● Goal
Retype the material below. Keep every word exactly as it is.

● Task material
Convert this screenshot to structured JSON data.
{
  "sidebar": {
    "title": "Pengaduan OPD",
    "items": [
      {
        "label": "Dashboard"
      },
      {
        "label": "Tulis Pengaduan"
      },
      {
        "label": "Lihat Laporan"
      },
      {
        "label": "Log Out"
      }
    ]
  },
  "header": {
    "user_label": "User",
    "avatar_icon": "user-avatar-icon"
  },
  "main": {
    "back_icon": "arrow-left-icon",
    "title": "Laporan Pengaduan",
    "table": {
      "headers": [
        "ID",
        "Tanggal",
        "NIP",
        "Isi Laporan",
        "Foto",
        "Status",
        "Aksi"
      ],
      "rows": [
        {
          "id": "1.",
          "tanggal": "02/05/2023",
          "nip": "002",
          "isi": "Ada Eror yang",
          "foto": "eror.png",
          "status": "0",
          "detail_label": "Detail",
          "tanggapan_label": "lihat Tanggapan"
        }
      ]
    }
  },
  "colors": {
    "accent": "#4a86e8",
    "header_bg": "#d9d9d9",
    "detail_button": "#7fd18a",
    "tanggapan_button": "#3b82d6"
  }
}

● Solution to the exercise
Convert this screenshot to structured JSON data.
{
  "sidebar": {
    "title": "Pengaduan OPD",
    "items": [
      {
        "label": "Dashboard"
      },
      {
        "label": "Tulis Pengaduan"
      },
      {
        "label": "Lihat Laporan"
      },
      {
        "label": "Log Out"
      }
    ]
  },
  "header": {
    "user_label": "User",
    "avatar_icon": "user-avatar-icon"
  },
  "main": {
    "back_icon": "arrow-left-icon",
    "title": "Laporan Pengaduan",
    "table": {
      "headers": [
        "ID",
        "Tanggal",
        "NIP",
        "Isi Laporan",
        "Foto",
        "Status",
        "Aksi"
      ],
      "rows": [
        {
          "id": "1.",
          "tanggal": "02/05/2023",
          "nip": "002",
          "isi": "Ada Eror yang",
          "foto": "eror.png",
          "status": "0",
          "detail_label": "Detail",
          "tanggapan_label": "lihat Tanggapan"
        }
      ]
    }
  },
  "colors": {
    "accent": "#4a86e8",
    "header_bg": "#d9d9d9",
    "detail_button": "#7fd18a",
    "tanggapan_button": "#3b82d6"
  }
}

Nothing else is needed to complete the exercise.